Instructions for the task: Copy every line that contains the string "污水处理" from the entries below.

Data:

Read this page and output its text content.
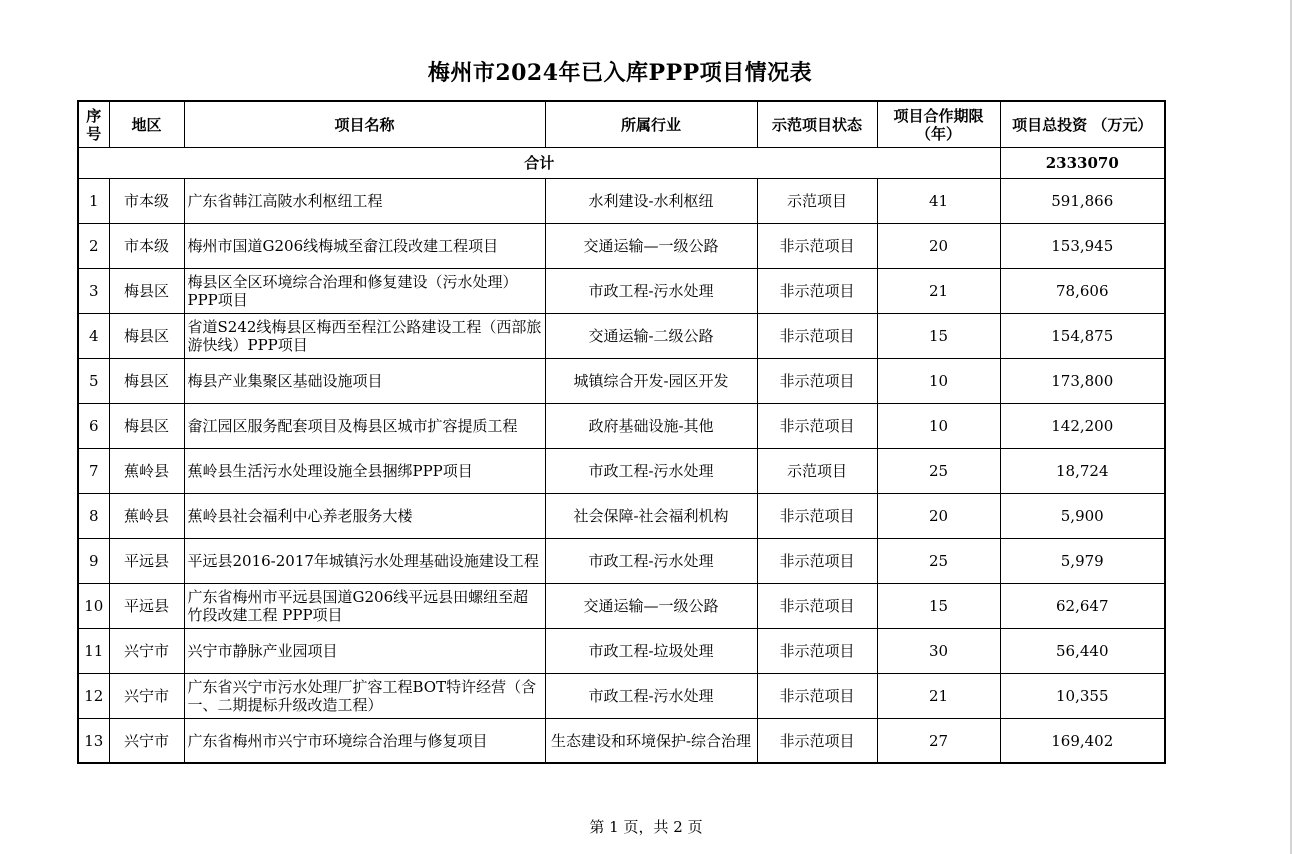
梅州市2024年已入库PPP项目情况表
序号	地区	项目名称	所属行业	示范项目状态	项目合作期限（年）	项目总投资 （万元）
合计						2333070
1	市本级	广东省韩江高陂水利枢纽工程	水利建设-水利枢纽	示范项目	41	591,866
2	市本级	梅州市国道G206线梅城至畲江段改建工程项目	交通运输—一级公路	非示范项目	20	153,945
3	梅县区	梅县区全区环境综合治理和修复建设（污水处理）PPP项目	市政工程-污水处理	非示范项目	21	78,606
4	梅县区	省道S242线梅县区梅西至程江公路建设工程（西部旅游快线）PPP项目	交通运输-二级公路	非示范项目	15	154,875
5	梅县区	梅县产业集聚区基础设施项目	城镇综合开发-园区开发	非示范项目	10	173,800
6	梅县区	畲江园区服务配套项目及梅县区城市扩容提质工程	政府基础设施-其他	非示范项目	10	142,200
7	蕉岭县	蕉岭县生活污水处理设施全县捆绑PPP项目	市政工程-污水处理	示范项目	25	18,724
8	蕉岭县	蕉岭县社会福利中心养老服务大楼	社会保障-社会福利机构	非示范项目	20	5,900
9	平远县	平远县2016-2017年城镇污水处理基础设施建设工程	市政工程-污水处理	非示范项目	25	5,979
10	平远县	广东省梅州市平远县国道G206线平远县田螺纽至超竹段改建工程 PPP项目	交通运输—一级公路	非示范项目	15	62,647
11	兴宁市	兴宁市静脉产业园项目	市政工程-垃圾处理	非示范项目	30	56,440
12	兴宁市	广东省兴宁市污水处理厂扩容工程BOT特许经营（含一、二期提标升级改造工程）	市政工程-污水处理	非示范项目	21	10,355
13	兴宁市	广东省梅州市兴宁市环境综合治理与修复项目	生态建设和环境保护-综合治理	非示范项目	27	169,402
第 1 页，共 2 页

Problem solution:
3	梅县区	梅县区全区环境综合治理和修复建设（污水处理）PPP项目	市政工程-污水处理	非示范项目	21	78,606
7	蕉岭县	蕉岭县生活污水处理设施全县捆绑PPP项目	市政工程-污水处理	示范项目	25	18,724
9	平远县	平远县2016-2017年城镇污水处理基础设施建设工程	市政工程-污水处理	非示范项目	25	5,979
12	兴宁市	广东省兴宁市污水处理厂扩容工程BOT特许经营（含一、二期提标升级改造工程）	市政工程-污水处理	非示范项目	21	10,355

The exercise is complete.